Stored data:
********

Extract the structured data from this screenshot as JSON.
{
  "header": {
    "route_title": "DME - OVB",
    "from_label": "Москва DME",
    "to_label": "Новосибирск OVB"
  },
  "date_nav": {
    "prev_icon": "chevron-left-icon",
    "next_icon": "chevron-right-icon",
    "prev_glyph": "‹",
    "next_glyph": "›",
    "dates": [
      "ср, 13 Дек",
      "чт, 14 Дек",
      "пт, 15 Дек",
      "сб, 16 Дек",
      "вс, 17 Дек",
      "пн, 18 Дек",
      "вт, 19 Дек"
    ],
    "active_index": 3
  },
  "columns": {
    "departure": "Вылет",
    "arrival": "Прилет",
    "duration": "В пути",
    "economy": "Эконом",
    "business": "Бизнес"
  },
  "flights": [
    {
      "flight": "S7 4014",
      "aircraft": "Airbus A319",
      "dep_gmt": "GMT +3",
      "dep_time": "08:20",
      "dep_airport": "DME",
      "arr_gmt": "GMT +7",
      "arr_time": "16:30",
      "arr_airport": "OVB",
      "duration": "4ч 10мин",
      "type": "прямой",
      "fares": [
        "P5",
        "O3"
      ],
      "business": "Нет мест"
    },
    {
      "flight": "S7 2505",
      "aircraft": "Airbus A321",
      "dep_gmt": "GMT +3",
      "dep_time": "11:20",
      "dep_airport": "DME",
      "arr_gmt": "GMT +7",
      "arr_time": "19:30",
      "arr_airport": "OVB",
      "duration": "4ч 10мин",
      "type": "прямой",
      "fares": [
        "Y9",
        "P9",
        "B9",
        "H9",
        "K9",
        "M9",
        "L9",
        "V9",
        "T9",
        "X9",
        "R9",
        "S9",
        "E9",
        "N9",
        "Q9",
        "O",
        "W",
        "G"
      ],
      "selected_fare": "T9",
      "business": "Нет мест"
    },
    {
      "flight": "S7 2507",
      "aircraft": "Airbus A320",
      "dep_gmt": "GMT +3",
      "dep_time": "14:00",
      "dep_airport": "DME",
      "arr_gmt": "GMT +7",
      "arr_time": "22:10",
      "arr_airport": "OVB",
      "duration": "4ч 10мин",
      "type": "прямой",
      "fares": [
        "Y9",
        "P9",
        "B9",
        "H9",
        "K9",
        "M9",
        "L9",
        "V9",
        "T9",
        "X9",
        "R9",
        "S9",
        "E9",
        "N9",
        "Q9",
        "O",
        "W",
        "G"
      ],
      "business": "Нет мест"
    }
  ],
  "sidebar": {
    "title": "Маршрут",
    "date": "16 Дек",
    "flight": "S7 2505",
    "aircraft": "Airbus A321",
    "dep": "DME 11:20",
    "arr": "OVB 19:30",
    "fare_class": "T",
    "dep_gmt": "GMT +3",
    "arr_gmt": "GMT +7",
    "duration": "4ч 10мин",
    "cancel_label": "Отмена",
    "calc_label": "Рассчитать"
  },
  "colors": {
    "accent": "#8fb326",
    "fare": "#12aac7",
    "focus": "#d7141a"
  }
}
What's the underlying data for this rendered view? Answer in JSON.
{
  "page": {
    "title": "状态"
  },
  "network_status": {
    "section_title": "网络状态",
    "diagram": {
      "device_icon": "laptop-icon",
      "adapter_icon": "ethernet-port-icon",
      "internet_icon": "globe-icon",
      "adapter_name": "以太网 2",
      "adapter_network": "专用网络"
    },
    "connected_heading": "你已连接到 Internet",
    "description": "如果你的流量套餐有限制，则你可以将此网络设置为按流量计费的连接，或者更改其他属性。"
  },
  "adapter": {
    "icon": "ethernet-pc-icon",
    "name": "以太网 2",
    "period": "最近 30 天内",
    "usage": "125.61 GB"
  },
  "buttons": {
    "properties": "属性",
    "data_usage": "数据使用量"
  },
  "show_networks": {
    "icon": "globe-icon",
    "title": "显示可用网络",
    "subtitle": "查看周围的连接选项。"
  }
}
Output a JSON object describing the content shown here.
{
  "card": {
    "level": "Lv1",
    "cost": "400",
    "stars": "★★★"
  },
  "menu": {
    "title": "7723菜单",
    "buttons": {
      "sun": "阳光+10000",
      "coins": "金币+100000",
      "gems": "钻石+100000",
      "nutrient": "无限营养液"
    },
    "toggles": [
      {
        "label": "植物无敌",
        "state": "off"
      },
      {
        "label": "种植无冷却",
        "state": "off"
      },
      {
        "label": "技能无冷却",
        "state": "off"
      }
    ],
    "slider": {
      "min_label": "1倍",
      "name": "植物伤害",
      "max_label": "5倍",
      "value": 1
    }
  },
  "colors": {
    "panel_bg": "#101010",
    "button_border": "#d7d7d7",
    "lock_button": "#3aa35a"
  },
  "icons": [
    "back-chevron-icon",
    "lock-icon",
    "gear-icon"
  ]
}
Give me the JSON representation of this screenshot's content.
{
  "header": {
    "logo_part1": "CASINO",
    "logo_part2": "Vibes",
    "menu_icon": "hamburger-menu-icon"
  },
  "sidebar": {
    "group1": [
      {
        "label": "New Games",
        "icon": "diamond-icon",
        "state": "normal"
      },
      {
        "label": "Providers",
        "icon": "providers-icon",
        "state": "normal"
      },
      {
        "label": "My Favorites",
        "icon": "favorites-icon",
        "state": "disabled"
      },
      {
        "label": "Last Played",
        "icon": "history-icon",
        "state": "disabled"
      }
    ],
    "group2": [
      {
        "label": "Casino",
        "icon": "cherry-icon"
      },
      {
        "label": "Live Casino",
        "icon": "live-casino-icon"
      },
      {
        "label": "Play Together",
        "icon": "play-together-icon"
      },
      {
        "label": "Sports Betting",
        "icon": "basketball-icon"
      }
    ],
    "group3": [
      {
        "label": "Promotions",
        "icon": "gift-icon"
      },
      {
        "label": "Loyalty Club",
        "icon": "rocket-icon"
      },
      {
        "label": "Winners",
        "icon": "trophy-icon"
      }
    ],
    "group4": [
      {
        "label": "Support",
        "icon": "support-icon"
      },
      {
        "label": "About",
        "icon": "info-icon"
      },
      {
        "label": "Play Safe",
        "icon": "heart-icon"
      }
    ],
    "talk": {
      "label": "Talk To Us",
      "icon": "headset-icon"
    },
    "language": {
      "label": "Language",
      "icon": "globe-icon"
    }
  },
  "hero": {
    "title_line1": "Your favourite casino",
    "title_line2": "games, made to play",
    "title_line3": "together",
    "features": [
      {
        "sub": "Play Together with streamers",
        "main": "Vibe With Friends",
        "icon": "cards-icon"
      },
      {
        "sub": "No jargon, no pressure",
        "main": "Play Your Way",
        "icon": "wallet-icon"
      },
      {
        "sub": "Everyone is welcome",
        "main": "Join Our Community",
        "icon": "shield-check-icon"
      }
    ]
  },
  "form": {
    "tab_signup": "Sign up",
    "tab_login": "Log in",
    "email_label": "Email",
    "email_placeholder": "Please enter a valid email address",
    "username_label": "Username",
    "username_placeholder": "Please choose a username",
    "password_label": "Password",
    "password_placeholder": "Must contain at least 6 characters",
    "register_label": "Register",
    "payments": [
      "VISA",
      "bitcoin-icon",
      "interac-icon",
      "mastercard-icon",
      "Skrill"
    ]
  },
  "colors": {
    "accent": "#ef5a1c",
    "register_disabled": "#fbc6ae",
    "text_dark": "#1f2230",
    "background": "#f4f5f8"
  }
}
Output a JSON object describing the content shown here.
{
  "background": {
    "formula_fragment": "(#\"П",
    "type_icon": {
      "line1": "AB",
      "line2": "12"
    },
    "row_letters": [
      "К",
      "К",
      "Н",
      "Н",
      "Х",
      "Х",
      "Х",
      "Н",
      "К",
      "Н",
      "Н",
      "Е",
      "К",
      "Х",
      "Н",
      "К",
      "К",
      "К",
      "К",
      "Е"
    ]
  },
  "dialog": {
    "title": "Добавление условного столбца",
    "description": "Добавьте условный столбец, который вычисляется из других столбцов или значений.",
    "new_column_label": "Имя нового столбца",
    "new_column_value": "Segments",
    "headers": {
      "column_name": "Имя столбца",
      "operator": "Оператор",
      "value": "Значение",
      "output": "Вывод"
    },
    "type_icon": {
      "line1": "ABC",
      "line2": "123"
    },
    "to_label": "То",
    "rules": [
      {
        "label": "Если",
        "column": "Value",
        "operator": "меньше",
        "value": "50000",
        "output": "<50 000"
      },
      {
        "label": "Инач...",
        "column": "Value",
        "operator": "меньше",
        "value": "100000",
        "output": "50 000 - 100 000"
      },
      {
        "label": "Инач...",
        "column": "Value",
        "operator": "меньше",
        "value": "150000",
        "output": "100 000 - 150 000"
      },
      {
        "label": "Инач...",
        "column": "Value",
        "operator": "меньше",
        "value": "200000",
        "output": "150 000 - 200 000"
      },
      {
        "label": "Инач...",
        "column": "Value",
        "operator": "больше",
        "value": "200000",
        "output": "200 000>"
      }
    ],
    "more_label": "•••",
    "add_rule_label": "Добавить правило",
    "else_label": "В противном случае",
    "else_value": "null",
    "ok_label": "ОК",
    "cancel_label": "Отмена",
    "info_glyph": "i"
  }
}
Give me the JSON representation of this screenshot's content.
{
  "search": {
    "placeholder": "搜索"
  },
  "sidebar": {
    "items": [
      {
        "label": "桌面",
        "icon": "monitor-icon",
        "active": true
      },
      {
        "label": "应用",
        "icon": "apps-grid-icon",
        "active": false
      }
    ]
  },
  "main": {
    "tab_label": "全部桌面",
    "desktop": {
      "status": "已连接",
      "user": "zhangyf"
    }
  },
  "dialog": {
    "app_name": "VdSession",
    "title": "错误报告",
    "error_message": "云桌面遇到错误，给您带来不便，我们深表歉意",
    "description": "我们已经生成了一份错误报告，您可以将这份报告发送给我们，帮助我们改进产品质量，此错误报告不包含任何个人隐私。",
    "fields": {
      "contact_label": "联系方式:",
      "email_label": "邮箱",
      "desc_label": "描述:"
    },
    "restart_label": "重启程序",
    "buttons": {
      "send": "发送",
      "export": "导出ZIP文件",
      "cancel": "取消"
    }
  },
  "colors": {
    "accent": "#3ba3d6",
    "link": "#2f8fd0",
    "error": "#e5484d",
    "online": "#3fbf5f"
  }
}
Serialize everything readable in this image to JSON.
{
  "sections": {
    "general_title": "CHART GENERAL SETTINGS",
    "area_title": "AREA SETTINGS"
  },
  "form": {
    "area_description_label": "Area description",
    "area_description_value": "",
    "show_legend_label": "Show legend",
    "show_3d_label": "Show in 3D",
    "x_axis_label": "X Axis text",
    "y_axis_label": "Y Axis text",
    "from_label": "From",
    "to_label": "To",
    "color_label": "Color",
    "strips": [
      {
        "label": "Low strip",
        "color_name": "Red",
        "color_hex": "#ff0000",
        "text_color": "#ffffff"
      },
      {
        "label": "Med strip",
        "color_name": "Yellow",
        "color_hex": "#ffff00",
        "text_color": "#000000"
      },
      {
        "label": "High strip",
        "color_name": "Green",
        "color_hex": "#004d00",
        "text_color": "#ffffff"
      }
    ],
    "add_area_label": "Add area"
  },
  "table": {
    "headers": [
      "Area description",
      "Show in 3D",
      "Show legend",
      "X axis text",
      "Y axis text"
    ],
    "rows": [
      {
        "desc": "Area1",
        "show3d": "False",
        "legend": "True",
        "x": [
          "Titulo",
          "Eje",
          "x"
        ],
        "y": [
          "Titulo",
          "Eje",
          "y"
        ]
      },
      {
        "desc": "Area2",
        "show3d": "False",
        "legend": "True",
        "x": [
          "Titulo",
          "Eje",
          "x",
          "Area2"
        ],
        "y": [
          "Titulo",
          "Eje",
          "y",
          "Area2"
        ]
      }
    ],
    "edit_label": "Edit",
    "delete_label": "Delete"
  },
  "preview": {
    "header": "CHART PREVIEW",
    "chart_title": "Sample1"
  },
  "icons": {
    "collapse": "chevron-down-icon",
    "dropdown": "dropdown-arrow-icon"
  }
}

********

● Your instructions
Show, from the material above, each line that includes the string "legend".

● Complete output
    "show_legend_label": "Show legend",
      "Show legend",
        "legend": "True",
        "legend": "True",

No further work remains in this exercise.